Rows from a figure dataset:
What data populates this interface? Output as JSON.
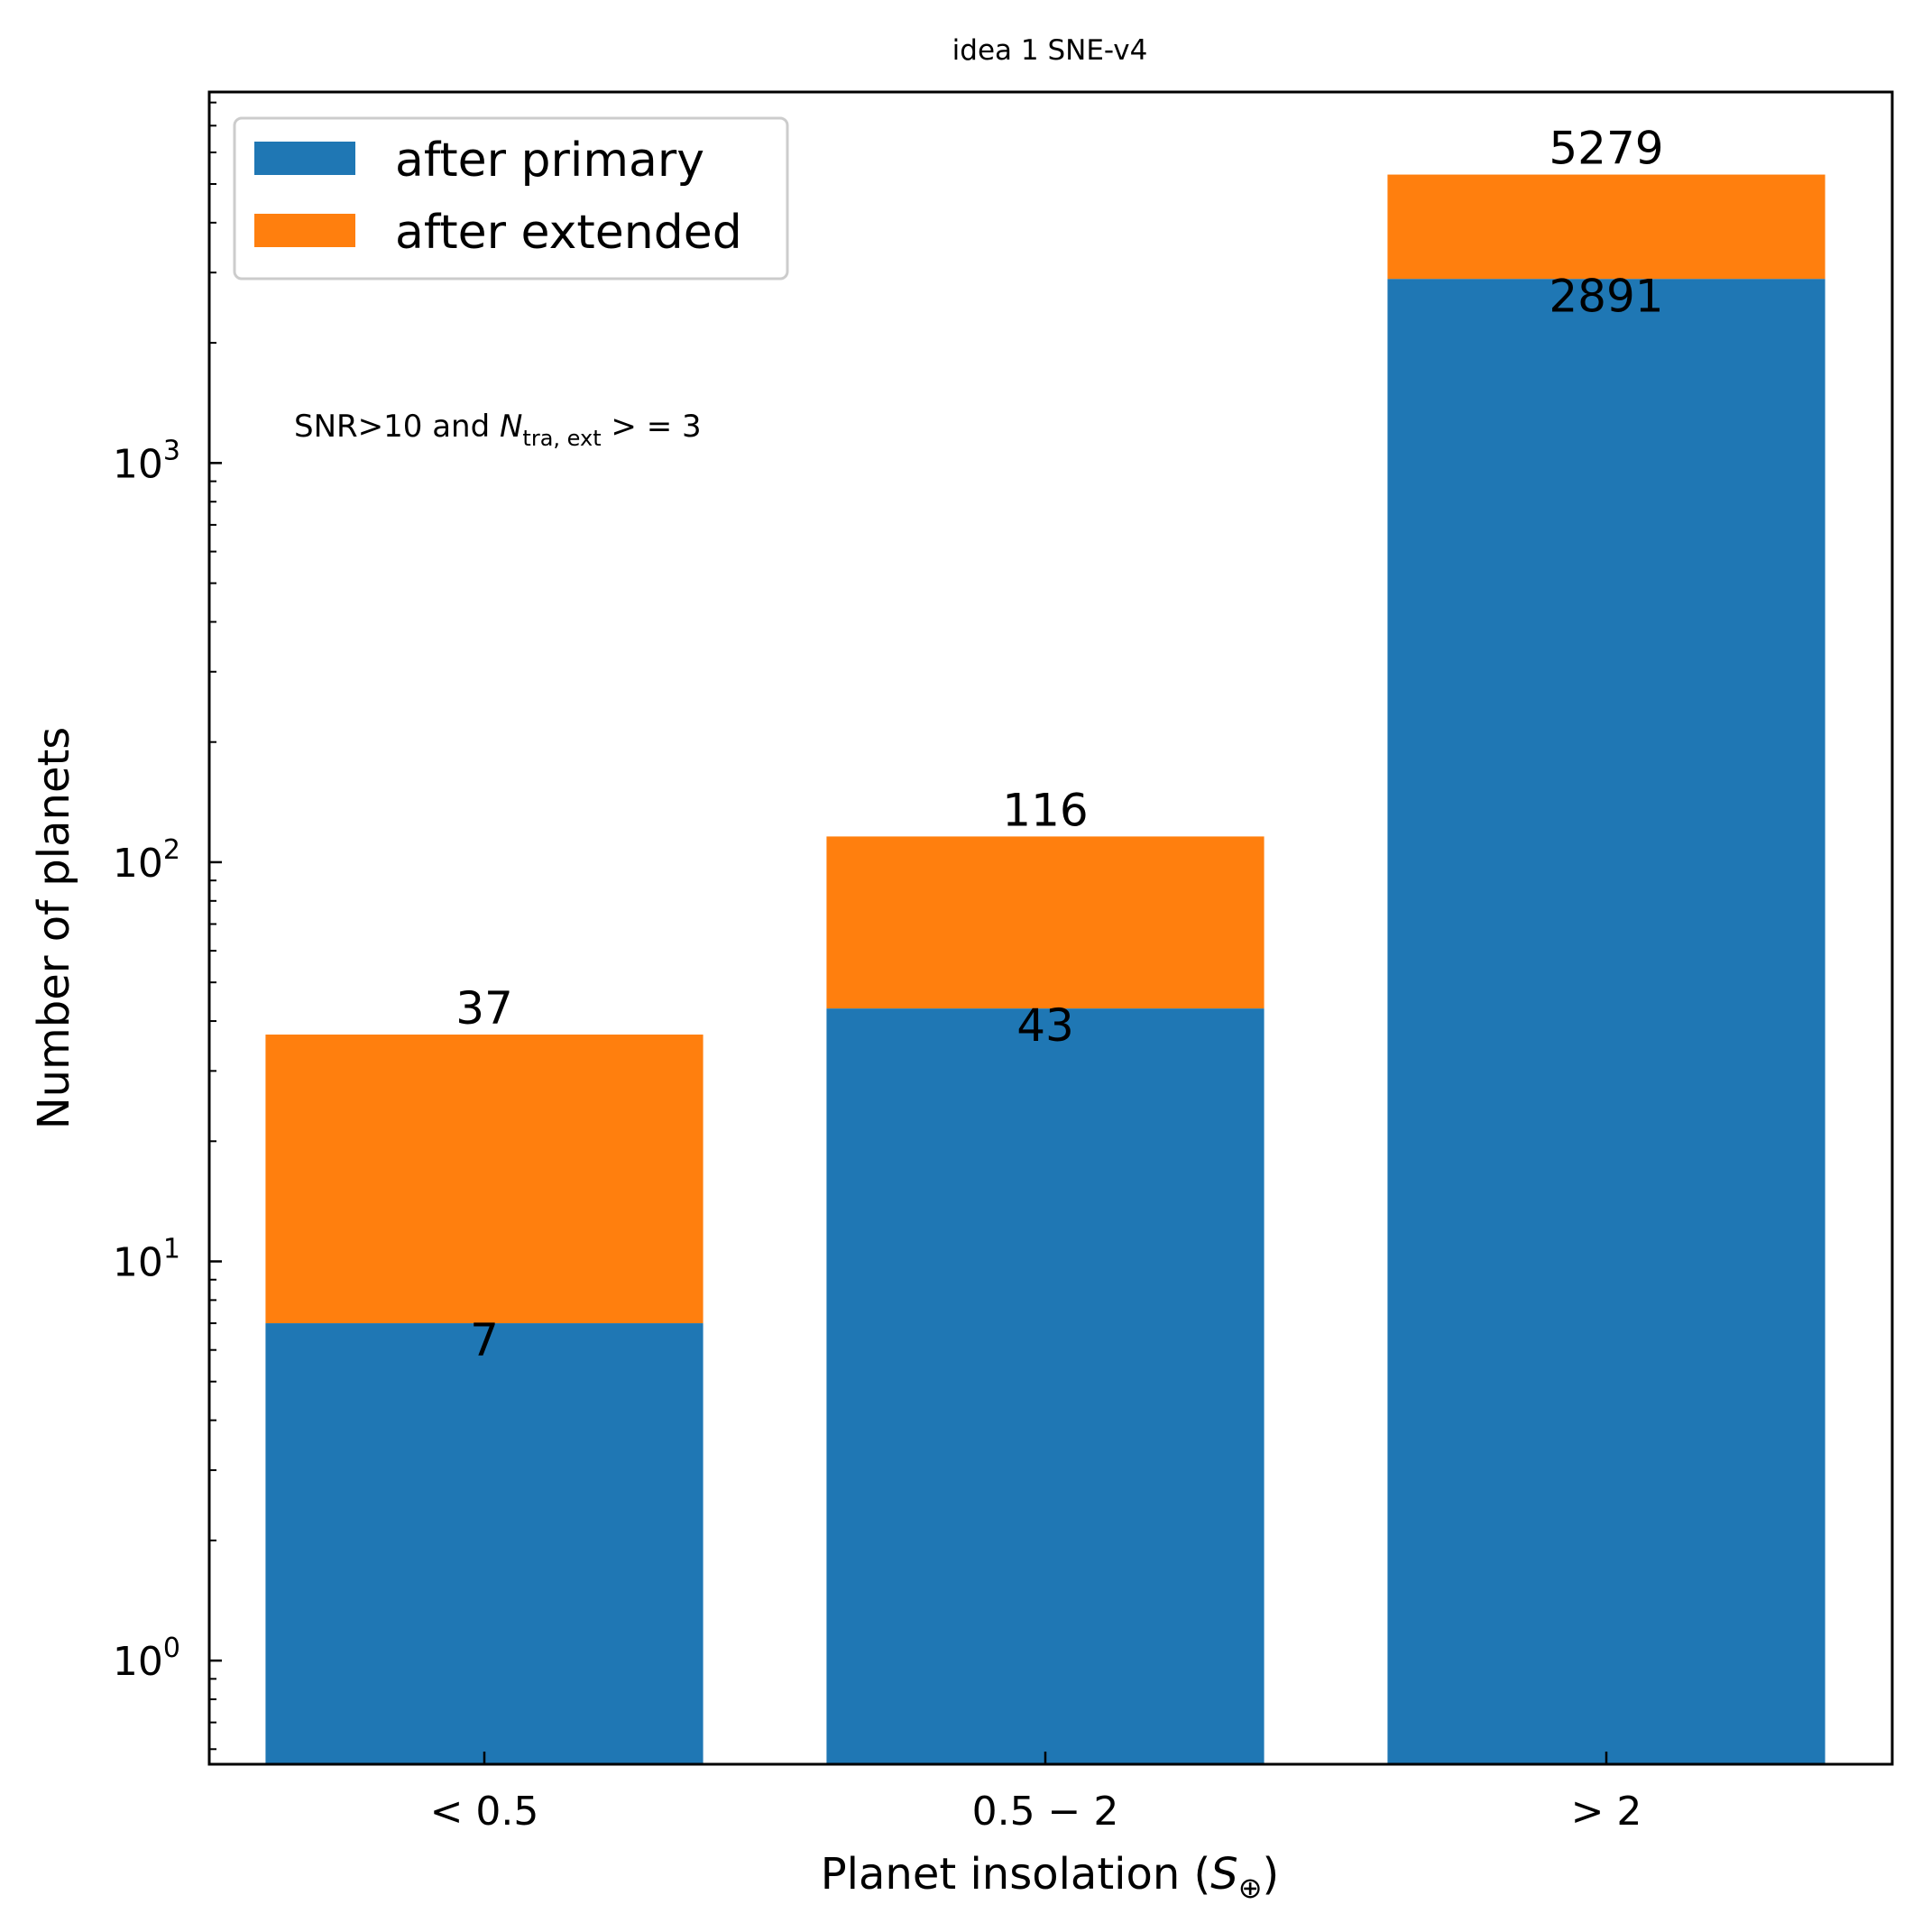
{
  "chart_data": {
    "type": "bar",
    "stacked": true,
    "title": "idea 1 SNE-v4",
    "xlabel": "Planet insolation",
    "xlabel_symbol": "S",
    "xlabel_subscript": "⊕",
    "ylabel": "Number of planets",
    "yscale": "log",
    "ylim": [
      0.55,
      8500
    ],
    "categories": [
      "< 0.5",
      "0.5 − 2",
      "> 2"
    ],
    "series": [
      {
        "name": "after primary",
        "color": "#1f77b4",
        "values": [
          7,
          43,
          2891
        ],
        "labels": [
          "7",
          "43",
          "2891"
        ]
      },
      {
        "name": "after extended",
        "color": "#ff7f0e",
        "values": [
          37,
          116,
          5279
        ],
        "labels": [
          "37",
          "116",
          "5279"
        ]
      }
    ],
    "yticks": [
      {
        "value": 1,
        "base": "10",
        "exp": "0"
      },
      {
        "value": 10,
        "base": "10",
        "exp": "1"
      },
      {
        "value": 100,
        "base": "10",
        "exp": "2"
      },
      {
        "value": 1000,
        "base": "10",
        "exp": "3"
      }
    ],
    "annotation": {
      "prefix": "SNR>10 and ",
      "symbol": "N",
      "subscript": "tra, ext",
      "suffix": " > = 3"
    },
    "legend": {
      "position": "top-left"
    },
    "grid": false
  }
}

• [Task prompt]: All entries must be written out again exactly as given, with no pictures in the copy.

• [Final result]:
What data populates this interface? Output as JSON.
{
  "chart_data": {
    "type": "bar",
    "stacked": true,
    "title": "idea 1 SNE-v4",
    "xlabel": "Planet insolation",
    "xlabel_symbol": "S",
    "xlabel_subscript": "⊕",
    "ylabel": "Number of planets",
    "yscale": "log",
    "ylim": [
      0.55,
      8500
    ],
    "categories": [
      "< 0.5",
      "0.5 − 2",
      "> 2"
    ],
    "series": [
      {
        "name": "after primary",
        "color": "#1f77b4",
        "values": [
          7,
          43,
          2891
        ],
        "labels": [
          "7",
          "43",
          "2891"
        ]
      },
      {
        "name": "after extended",
        "color": "#ff7f0e",
        "values": [
          37,
          116,
          5279
        ],
        "labels": [
          "37",
          "116",
          "5279"
        ]
      }
    ],
    "yticks": [
      {
        "value": 1,
        "base": "10",
        "exp": "0"
      },
      {
        "value": 10,
        "base": "10",
        "exp": "1"
      },
      {
        "value": 100,
        "base": "10",
        "exp": "2"
      },
      {
        "value": 1000,
        "base": "10",
        "exp": "3"
      }
    ],
    "annotation": {
      "prefix": "SNR>10 and ",
      "symbol": "N",
      "subscript": "tra, ext",
      "suffix": " > = 3"
    },
    "legend": {
      "position": "top-left"
    },
    "grid": false
  }
}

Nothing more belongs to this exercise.